** BEGIN Items **
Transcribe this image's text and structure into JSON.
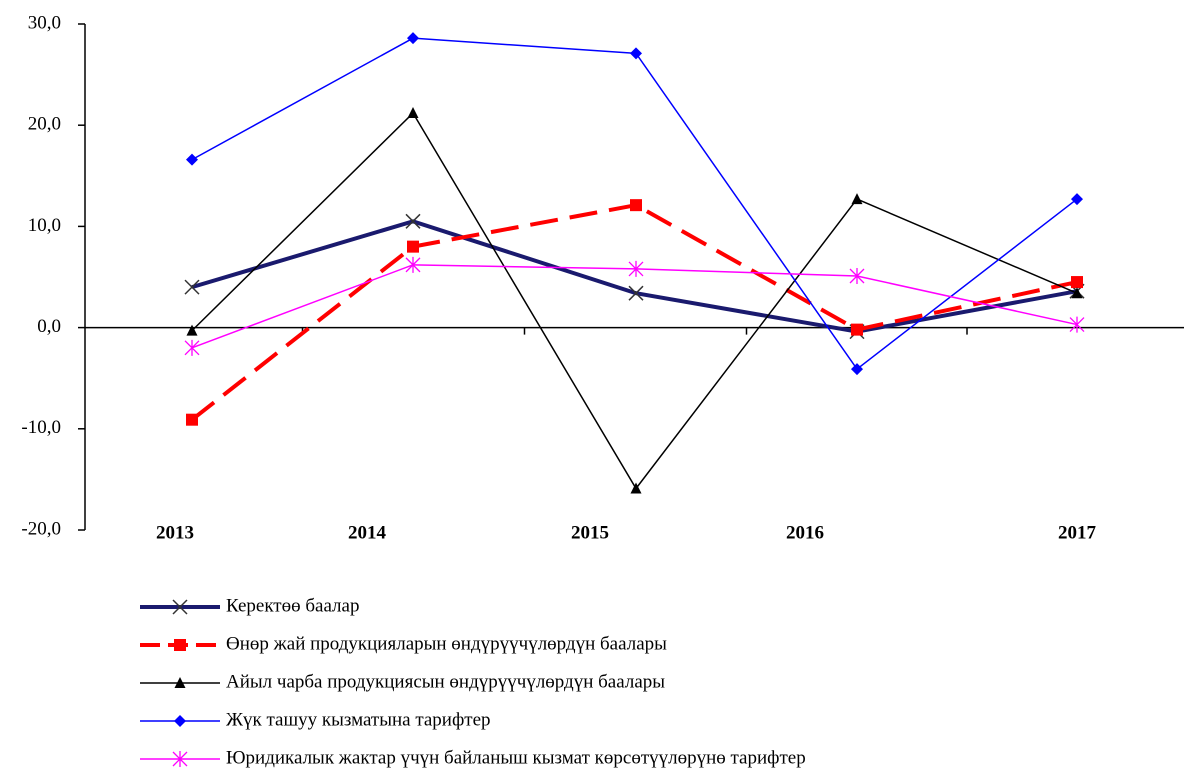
{
  "chart_data": {
    "type": "line",
    "categories": [
      "2013",
      "2014",
      "2015",
      "2016",
      "2017"
    ],
    "series": [
      {
        "name": "Керектөө баалар",
        "color": "#1a1a6e",
        "marker": "x",
        "dash": "solid",
        "width": 4,
        "values": [
          4.0,
          10.5,
          3.4,
          -0.4,
          3.6
        ]
      },
      {
        "name": "Өнөр жай продукцияларын өндүрүүчүлөрдүн баалары",
        "color": "#ff0000",
        "marker": "square",
        "dash": "dashed",
        "width": 4,
        "values": [
          -9.1,
          8.0,
          12.1,
          -0.2,
          4.5
        ]
      },
      {
        "name": "Айыл чарба продукциясын өндүрүүчүлөрдүн баалары",
        "color": "#000000",
        "marker": "triangle",
        "dash": "solid",
        "width": 1.5,
        "values": [
          -0.3,
          21.2,
          -15.9,
          12.7,
          3.4
        ]
      },
      {
        "name": "Жүк ташуу кызматына тарифтер",
        "color": "#0000ff",
        "marker": "diamond",
        "dash": "solid",
        "width": 1.5,
        "values": [
          16.6,
          28.6,
          27.1,
          -4.1,
          12.7
        ]
      },
      {
        "name": "Юридикалык жактар үчүн байланыш кызмат көрсөтүүлөрүнө тарифтер",
        "color": "#ff00ff",
        "marker": "asterisk",
        "dash": "solid",
        "width": 1.5,
        "values": [
          -2.0,
          6.2,
          5.8,
          5.1,
          0.3
        ]
      }
    ],
    "ylim": [
      -20,
      30
    ],
    "yticks": [
      {
        "value": -20,
        "label": "-20,0"
      },
      {
        "value": -10,
        "label": "-10,0"
      },
      {
        "value": 0,
        "label": "0,0"
      },
      {
        "value": 10,
        "label": "10,0"
      },
      {
        "value": 20,
        "label": "20,0"
      },
      {
        "value": 30,
        "label": "30,0"
      }
    ],
    "grid": false,
    "legend": "bottom"
  }
}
** END Items **
Work to do
Looking at the entries above, state how many lines contain "label"; give the number alone.

Solution for this task
6